> Set exercise: Do any lines in the data below contain "นางสาวธ"? If so, copy every one of them.

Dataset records

** START **

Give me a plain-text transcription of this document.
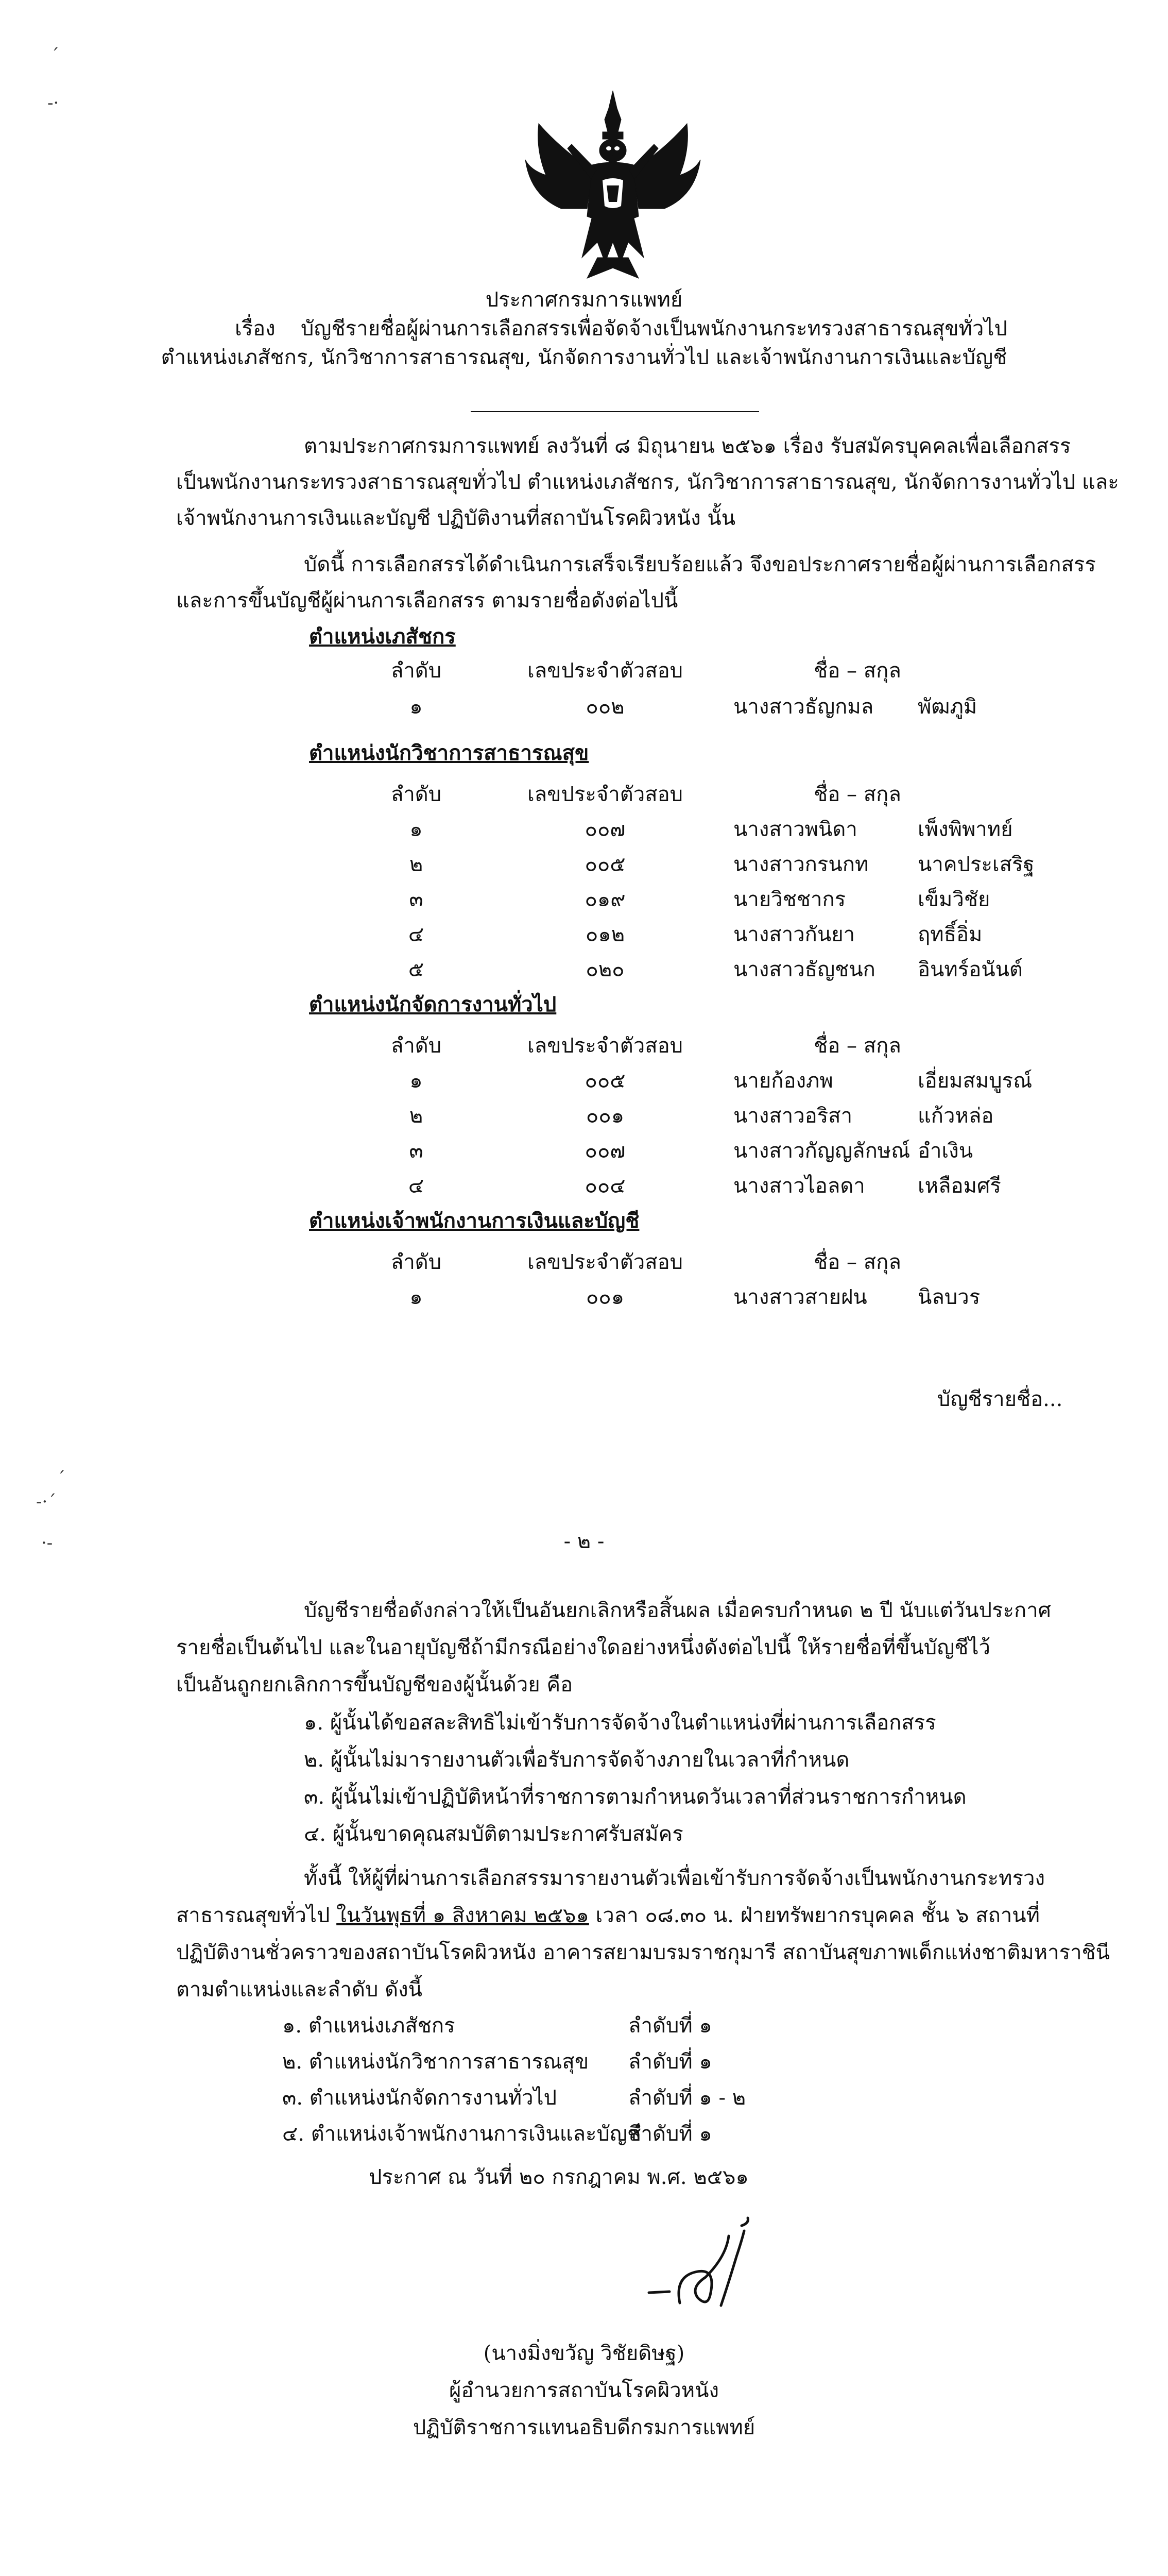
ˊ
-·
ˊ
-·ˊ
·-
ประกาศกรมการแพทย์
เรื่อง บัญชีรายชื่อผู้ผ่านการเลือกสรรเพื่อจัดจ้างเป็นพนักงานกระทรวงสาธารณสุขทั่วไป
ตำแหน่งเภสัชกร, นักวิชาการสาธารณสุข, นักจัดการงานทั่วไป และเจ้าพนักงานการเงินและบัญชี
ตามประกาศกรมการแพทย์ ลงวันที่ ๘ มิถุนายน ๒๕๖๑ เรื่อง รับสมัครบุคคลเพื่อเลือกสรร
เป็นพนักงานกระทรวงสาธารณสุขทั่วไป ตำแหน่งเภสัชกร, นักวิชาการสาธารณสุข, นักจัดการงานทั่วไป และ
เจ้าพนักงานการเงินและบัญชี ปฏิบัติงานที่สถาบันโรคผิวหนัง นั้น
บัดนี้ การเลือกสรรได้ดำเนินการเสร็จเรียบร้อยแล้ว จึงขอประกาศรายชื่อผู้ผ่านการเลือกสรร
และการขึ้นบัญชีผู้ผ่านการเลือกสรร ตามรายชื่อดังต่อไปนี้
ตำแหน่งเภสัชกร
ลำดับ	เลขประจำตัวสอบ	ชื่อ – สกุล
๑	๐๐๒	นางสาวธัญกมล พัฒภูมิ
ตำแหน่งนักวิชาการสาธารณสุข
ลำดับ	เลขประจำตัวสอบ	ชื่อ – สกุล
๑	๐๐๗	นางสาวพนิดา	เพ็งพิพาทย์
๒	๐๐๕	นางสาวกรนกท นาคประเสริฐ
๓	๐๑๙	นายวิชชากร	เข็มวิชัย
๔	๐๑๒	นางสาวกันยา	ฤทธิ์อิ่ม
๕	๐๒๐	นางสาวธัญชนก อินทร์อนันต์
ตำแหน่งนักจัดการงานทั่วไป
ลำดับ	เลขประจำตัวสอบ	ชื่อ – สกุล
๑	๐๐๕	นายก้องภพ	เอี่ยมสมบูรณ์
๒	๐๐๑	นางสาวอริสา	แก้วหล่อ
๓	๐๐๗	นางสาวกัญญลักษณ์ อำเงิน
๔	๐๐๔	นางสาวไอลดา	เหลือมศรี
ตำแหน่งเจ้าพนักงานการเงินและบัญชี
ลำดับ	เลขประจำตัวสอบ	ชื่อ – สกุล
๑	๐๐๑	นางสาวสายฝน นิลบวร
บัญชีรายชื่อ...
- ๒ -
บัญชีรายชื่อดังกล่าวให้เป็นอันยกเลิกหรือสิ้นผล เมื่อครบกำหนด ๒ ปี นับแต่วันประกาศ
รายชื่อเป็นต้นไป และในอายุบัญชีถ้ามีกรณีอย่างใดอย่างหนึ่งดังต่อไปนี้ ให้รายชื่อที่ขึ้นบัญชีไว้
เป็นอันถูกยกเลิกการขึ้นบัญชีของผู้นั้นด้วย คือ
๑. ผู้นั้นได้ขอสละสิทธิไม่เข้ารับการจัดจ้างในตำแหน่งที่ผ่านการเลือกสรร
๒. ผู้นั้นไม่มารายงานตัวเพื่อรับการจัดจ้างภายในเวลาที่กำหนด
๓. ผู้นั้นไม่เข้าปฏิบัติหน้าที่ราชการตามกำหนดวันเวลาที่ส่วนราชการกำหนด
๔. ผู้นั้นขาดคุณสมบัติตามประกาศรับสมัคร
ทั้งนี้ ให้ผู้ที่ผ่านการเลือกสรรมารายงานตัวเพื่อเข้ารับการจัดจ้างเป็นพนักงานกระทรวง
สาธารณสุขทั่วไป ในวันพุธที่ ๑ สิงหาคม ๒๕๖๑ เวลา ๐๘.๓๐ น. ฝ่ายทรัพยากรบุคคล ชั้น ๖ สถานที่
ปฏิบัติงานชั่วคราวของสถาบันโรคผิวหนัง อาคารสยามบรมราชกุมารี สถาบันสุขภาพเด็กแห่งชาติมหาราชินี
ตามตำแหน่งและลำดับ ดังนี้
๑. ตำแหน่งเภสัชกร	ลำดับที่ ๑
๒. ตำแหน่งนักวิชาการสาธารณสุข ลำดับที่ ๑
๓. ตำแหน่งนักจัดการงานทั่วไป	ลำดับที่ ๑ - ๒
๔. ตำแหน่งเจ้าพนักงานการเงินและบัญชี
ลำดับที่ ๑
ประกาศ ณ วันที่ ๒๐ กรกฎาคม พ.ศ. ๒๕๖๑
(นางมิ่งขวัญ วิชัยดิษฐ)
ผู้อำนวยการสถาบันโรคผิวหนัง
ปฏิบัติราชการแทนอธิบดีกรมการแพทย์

** END **

> Exercise answer:
๑	๐๐๒	นางสาวธัญกมล พัฒภูมิ
๕	๐๒๐	นางสาวธัญชนก อินทร์อนันต์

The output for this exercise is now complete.